» **Task details**: Copy the lines from the first one through the line containing "bingo-cell-r0c3[interactable]: Having to", changing "senior management" to "upper management" and keeping everything else the same.
— begin Material to process —
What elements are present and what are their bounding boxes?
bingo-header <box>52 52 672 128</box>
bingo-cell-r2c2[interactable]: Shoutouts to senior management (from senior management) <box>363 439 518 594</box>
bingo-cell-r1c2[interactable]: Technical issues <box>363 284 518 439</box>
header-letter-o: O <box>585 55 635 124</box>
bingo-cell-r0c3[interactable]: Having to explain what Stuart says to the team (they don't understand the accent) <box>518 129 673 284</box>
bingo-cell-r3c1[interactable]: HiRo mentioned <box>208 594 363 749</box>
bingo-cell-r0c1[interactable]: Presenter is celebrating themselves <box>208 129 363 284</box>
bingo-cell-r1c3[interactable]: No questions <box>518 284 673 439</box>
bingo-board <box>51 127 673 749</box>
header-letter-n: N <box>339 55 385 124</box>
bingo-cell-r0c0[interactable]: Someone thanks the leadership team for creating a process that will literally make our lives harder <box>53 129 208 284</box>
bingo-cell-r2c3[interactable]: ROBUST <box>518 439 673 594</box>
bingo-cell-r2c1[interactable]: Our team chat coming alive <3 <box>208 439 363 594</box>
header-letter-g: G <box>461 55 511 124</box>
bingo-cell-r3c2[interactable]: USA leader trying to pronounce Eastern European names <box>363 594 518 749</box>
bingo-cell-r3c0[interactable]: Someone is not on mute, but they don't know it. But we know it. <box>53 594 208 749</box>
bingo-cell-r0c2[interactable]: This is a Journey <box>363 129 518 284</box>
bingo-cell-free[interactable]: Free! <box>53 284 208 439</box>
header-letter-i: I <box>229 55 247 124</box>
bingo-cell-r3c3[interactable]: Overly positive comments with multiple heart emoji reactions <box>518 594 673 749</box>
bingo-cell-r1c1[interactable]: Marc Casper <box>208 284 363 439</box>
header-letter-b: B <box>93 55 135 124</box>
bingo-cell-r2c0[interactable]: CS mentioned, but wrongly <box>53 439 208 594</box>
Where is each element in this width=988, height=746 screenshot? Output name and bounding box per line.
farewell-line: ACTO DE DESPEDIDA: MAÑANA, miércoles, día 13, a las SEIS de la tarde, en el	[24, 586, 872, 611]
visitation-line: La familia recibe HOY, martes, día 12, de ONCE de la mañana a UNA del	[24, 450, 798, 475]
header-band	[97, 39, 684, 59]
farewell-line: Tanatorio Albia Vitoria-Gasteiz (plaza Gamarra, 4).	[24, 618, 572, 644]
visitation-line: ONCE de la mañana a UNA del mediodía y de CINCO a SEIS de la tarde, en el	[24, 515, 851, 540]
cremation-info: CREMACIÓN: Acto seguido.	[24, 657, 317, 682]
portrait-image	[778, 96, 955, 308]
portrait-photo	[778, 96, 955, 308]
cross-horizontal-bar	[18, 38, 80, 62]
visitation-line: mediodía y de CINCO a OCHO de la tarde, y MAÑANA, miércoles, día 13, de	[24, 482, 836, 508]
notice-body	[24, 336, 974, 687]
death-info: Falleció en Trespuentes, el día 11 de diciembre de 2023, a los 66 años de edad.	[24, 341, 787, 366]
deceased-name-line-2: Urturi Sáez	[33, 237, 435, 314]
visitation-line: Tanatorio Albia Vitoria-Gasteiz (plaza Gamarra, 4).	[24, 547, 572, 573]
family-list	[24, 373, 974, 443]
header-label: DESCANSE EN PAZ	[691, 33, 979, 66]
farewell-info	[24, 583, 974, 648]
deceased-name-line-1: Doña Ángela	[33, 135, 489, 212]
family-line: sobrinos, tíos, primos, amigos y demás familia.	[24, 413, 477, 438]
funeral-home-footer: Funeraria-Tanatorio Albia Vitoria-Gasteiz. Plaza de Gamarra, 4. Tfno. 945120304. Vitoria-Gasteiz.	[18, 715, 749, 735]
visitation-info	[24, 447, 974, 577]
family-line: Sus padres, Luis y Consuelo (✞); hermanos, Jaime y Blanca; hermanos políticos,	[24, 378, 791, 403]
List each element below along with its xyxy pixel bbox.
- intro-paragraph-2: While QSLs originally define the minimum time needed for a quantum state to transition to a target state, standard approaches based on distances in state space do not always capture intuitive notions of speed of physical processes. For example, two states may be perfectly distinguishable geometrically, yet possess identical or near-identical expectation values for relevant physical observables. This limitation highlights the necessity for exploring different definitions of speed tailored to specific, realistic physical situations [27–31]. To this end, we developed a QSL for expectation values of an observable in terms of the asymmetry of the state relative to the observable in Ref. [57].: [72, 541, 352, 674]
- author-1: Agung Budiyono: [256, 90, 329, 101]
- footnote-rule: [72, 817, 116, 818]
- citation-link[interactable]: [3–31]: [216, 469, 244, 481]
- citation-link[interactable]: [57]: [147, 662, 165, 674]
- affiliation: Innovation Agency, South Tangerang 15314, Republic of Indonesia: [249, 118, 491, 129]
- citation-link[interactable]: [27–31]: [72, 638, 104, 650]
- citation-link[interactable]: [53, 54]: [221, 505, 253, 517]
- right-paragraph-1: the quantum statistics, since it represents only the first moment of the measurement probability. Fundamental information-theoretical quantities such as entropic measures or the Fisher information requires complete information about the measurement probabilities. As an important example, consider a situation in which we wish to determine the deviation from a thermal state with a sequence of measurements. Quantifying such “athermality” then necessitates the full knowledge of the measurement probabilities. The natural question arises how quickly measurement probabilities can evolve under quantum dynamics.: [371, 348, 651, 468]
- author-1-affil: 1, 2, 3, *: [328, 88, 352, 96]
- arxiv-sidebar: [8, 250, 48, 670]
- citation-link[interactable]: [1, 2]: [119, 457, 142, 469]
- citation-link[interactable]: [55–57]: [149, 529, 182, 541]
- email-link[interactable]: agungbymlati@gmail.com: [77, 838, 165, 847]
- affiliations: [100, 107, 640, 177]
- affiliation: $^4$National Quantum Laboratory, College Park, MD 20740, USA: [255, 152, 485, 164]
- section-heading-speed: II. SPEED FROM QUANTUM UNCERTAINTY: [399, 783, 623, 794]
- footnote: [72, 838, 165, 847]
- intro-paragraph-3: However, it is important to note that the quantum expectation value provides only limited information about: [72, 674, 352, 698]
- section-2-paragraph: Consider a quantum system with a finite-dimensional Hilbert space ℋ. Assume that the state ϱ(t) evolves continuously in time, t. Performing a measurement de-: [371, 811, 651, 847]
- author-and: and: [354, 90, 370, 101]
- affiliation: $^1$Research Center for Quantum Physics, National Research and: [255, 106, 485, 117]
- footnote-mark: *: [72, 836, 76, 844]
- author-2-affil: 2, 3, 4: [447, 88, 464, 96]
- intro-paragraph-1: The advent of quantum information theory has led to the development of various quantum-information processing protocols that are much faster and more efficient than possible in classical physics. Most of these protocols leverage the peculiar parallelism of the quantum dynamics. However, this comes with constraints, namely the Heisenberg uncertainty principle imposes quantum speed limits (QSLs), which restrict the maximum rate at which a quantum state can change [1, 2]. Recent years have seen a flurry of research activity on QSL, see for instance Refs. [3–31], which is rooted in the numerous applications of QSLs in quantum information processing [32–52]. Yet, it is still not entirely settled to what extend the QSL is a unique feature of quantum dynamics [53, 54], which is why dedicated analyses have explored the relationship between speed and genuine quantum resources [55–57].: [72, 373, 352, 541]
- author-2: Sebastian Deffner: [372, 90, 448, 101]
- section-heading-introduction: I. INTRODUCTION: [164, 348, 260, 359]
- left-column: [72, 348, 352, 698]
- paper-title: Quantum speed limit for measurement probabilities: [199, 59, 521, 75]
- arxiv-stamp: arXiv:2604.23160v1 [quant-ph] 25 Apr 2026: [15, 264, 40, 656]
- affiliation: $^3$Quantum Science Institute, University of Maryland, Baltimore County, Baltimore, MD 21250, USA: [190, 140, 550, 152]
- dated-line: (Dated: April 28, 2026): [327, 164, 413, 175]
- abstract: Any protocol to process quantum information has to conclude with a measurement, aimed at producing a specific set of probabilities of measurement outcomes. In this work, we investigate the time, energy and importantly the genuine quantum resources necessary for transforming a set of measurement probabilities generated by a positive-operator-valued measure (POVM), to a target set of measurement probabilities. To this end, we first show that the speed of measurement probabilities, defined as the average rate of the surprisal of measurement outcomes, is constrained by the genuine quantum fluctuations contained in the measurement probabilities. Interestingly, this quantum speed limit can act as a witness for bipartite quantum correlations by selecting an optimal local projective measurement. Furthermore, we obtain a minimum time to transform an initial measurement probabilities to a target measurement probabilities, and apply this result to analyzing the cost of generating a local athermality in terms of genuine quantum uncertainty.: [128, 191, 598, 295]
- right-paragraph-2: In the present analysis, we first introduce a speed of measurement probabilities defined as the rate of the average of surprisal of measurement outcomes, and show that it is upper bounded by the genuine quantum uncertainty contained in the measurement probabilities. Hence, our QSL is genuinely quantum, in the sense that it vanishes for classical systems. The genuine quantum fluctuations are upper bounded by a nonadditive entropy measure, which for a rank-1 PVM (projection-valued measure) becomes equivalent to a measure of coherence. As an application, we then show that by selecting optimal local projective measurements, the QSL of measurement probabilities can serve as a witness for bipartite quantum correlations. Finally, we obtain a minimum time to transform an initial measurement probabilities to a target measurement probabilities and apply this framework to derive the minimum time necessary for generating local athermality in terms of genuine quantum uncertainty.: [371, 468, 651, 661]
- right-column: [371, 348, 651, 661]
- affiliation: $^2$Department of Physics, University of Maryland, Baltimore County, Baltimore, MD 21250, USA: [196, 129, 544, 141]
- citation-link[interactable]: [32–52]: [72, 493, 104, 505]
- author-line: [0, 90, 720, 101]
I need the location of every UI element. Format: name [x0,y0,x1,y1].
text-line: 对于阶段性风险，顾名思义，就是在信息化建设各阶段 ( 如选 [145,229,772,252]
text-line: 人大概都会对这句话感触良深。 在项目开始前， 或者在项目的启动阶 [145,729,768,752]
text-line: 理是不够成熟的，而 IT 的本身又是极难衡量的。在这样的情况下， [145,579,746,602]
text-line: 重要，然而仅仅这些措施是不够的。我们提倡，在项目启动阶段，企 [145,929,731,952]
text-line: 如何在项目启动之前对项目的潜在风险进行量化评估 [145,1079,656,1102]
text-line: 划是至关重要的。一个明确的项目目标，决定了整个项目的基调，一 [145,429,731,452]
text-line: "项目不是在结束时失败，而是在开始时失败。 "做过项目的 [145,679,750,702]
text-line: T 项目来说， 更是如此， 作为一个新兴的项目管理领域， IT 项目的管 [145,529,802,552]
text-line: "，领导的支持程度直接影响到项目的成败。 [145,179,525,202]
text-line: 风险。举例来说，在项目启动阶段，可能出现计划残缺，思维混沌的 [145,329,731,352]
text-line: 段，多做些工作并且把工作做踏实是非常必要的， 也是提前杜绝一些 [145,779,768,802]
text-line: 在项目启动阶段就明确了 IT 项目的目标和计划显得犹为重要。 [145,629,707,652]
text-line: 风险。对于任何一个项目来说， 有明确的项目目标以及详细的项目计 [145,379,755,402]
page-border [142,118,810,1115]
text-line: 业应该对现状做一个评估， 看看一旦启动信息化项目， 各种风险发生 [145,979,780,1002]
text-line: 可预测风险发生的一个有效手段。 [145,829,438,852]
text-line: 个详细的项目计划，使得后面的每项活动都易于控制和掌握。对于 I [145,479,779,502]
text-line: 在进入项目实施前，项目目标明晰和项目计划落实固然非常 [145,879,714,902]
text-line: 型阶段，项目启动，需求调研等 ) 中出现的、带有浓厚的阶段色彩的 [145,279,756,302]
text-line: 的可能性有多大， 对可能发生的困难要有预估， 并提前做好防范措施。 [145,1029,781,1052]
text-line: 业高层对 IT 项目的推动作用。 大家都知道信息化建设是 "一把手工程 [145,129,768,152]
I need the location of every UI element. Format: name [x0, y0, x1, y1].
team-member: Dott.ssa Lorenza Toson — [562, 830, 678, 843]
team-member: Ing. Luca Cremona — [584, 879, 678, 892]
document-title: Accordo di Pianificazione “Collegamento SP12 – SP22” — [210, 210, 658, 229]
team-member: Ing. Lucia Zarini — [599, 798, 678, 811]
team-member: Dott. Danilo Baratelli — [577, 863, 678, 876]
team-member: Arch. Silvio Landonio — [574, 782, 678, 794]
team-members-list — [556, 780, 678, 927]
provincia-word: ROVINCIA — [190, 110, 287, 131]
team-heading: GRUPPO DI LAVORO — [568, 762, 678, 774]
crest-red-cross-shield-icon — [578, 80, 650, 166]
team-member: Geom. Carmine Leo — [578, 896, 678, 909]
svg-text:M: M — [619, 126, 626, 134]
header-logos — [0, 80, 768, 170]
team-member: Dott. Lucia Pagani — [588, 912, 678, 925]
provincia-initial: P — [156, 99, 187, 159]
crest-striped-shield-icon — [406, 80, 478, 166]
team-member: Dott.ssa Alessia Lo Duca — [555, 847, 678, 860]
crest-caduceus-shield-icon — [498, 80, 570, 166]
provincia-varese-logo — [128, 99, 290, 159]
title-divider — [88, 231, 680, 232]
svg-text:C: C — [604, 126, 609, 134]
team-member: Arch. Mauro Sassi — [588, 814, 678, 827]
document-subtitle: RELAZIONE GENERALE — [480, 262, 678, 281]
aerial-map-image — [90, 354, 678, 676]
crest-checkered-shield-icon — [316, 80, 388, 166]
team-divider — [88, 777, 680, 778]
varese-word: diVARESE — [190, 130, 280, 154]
— end Material to process —
» **Answer below**:
What elements are present and what are their bounding boxes?
bingo-header <box>52 52 672 128</box>
bingo-cell-r2c2[interactable]: Shoutouts to upper management (from upper management) <box>363 439 518 594</box>
bingo-cell-r1c2[interactable]: Technical issues <box>363 284 518 439</box>
header-letter-o: O <box>585 55 635 124</box>
bingo-cell-r0c3[interactable]: Having to explain what Stuart says to the team (they don't understand the accent) <box>518 129 673 284</box>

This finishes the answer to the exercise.